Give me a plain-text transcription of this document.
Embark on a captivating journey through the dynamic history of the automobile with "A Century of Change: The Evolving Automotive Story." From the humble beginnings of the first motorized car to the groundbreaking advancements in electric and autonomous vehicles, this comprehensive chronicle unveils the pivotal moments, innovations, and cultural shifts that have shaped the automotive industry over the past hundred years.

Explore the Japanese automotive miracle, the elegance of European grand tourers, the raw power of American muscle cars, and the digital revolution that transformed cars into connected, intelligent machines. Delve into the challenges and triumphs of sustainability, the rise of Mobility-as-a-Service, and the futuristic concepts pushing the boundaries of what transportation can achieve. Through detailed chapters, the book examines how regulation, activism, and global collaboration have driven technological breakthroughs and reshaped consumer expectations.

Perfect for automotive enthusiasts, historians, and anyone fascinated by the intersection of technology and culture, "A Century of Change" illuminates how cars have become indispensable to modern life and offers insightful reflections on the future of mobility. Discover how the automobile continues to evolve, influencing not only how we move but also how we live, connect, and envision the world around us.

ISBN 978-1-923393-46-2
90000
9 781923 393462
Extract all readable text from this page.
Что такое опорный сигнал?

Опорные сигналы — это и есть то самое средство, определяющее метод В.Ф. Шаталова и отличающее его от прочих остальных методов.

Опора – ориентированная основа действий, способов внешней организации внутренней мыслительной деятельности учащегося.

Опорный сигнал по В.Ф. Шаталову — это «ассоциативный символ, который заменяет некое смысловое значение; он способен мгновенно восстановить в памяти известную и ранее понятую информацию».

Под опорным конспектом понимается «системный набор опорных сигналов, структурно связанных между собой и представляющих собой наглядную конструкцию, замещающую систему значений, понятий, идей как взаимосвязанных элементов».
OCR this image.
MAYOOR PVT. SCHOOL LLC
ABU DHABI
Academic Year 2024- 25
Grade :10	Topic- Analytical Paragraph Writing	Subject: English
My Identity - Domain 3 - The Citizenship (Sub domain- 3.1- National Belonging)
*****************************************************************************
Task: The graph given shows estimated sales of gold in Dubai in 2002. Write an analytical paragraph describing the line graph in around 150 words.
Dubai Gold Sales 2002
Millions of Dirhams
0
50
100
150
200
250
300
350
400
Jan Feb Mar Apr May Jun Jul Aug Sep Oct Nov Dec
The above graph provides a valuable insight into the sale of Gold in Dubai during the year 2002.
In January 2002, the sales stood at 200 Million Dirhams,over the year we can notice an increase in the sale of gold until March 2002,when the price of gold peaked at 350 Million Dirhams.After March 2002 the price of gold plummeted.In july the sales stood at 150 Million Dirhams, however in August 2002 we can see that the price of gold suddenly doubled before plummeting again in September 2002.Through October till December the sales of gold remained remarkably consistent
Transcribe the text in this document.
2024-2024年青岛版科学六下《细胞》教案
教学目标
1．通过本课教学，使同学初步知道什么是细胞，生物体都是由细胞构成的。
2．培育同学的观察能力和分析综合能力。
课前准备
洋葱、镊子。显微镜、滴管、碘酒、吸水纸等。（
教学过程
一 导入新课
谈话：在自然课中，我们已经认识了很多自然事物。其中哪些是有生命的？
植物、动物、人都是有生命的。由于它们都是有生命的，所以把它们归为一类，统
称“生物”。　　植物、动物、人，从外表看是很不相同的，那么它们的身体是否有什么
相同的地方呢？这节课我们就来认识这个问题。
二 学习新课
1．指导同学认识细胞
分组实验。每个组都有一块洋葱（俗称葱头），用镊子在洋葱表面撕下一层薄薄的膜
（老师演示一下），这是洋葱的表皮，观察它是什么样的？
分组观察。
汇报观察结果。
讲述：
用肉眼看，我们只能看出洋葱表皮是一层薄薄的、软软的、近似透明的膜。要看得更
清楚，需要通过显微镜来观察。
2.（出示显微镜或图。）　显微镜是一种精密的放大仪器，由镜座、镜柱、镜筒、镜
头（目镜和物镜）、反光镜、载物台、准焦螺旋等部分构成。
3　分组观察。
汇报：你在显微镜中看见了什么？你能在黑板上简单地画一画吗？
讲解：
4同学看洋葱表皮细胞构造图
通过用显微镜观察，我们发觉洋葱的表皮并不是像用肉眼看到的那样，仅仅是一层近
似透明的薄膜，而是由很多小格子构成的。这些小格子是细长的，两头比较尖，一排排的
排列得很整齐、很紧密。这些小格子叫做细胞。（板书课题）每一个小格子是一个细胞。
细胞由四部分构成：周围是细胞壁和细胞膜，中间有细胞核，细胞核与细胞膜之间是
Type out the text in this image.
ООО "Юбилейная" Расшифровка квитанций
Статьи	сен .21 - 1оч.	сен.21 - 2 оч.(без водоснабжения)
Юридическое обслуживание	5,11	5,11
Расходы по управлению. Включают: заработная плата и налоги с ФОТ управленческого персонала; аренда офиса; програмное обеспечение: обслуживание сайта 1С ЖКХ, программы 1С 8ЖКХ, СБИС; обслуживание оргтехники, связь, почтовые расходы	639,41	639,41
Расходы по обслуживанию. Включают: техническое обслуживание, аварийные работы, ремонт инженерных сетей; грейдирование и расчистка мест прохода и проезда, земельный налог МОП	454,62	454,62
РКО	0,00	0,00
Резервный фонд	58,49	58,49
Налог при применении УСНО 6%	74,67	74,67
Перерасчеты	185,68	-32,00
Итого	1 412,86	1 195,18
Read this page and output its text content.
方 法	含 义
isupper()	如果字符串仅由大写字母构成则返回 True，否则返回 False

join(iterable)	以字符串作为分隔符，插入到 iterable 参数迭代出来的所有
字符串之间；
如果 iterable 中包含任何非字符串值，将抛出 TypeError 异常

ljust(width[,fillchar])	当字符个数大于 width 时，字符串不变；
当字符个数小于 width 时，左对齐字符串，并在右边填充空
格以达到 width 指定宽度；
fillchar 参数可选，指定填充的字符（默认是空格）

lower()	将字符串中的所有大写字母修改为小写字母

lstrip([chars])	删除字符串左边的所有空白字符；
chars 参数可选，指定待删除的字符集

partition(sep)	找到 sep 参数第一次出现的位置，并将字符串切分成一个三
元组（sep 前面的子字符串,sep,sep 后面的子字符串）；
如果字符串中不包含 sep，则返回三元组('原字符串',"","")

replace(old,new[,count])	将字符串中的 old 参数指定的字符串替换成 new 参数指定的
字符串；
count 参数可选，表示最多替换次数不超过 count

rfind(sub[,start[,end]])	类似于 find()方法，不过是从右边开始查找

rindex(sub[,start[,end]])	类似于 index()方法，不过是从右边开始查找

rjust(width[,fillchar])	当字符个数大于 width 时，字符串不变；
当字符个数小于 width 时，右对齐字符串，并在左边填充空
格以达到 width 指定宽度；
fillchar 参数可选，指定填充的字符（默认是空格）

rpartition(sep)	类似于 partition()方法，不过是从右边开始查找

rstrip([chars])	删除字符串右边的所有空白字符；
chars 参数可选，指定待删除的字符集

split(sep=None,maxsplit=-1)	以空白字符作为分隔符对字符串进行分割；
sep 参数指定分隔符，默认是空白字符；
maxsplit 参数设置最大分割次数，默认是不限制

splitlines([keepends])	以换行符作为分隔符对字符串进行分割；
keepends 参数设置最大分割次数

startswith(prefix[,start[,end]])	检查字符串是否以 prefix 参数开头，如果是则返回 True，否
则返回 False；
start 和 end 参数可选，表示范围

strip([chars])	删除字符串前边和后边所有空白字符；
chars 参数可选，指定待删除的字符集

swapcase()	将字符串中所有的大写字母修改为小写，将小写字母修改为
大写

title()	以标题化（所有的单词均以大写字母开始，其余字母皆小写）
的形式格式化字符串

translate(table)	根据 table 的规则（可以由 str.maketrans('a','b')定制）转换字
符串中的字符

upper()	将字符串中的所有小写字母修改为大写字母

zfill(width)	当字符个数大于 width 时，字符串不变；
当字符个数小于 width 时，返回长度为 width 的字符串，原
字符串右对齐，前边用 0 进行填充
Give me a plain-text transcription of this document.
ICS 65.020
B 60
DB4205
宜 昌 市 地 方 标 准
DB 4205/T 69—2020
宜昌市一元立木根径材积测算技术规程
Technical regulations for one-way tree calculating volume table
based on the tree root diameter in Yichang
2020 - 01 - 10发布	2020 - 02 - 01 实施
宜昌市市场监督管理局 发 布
§ §
(YOUR TASK): Find each line holding the string "partition" and copy it out.

(WRITTEN SOLUTION):
partition(sep)	找到 sep 参数第一次出现的位置，并将字符串切分成一个三
rpartition(sep)	类似于 partition()方法，不过是从右边开始查找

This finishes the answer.